# REQUEST
Give the number of lines containing the word "TradingView" and nothing more.

# PROVIDED DATA
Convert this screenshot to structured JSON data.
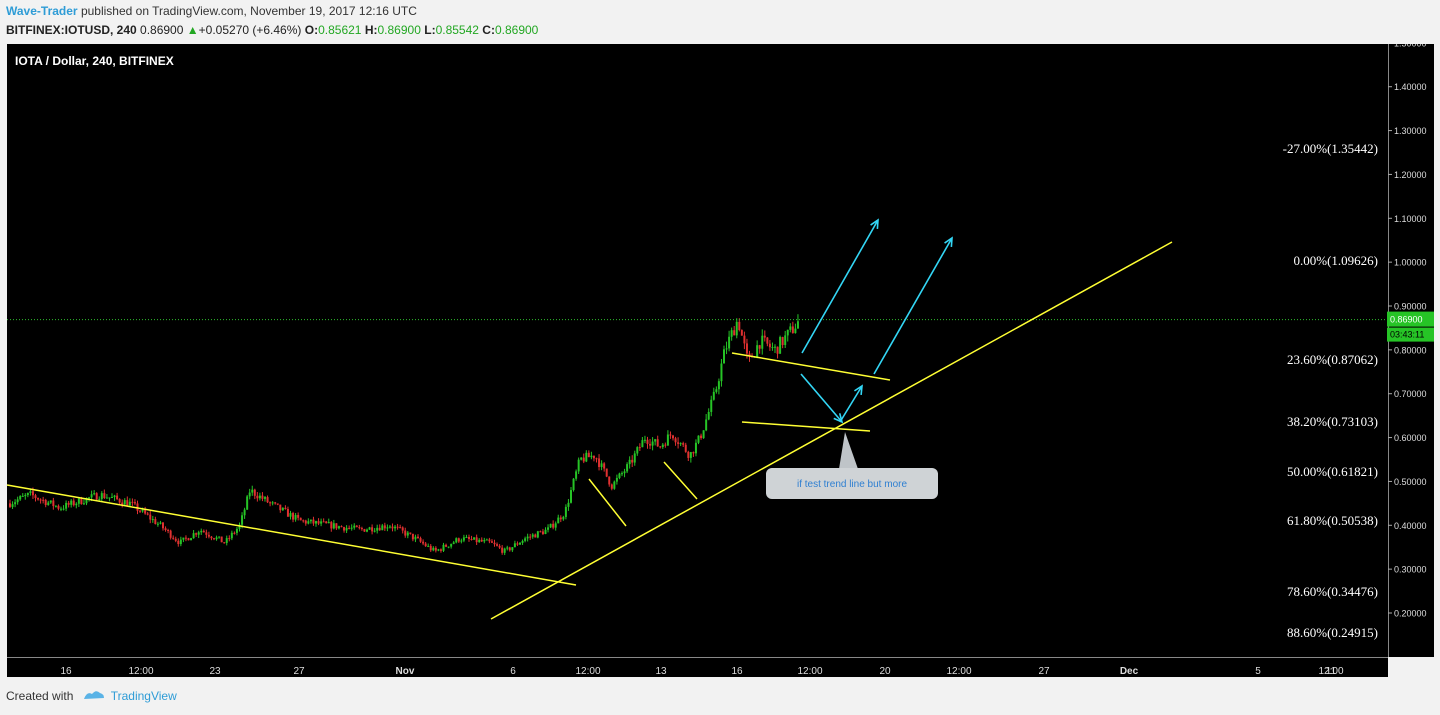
{
  "header": {
    "author": "Wave-Trader",
    "published_text": "published on TradingView.com, November 19, 2017 12:16 UTC",
    "symbol": "BITFINEX:IOTUSD, 240",
    "price": "0.86900",
    "change": "+0.05270 (+6.46%)",
    "open_label": "O:",
    "open": "0.85621",
    "high_label": "H:",
    "high": "0.86900",
    "low_label": "L:",
    "low": "0.85542",
    "close_label": "C:",
    "close": "0.86900"
  },
  "chart_data": {
    "type": "candlestick",
    "title": "IOTA / Dollar, 240, BITFINEX",
    "ylim": [
      0.2,
      1.6
    ],
    "y_ticks": [
      "0.20000",
      "0.30000",
      "0.40000",
      "0.50000",
      "0.60000",
      "0.70000",
      "0.80000",
      "0.90000",
      "1.00000",
      "1.10000",
      "1.20000",
      "1.30000",
      "1.40000",
      "1.50000"
    ],
    "x_ticks": [
      "16",
      "12:00",
      "23",
      "27",
      "Nov",
      "6",
      "12:00",
      "13",
      "16",
      "12:00",
      "20",
      "12:00",
      "27",
      "Dec",
      "5",
      "11",
      "12:00"
    ],
    "current_price_label": "0.86900",
    "countdown_label": "03:43:11",
    "fib_levels": [
      {
        "label": "-27.00%(1.35442)",
        "value": 1.35442
      },
      {
        "label": "0.00%(1.09626)",
        "value": 1.09626
      },
      {
        "label": "23.60%(0.87062)",
        "value": 0.87062
      },
      {
        "label": "38.20%(0.73103)",
        "value": 0.73103
      },
      {
        "label": "50.00%(0.61821)",
        "value": 0.61821
      },
      {
        "label": "61.80%(0.50538)",
        "value": 0.50538
      },
      {
        "label": "78.60%(0.34476)",
        "value": 0.34476
      },
      {
        "label": "88.60%(0.24915)",
        "value": 0.24915
      }
    ],
    "annotation": "if test trend line but more",
    "up_color": "#26c426",
    "down_color": "#e03030",
    "trendline_color": "#ffff33",
    "arrow_color": "#33d6f5"
  },
  "footer": {
    "created_with": "Created with",
    "brand": "TradingView"
  }
}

# RESULT OF THE TASK
2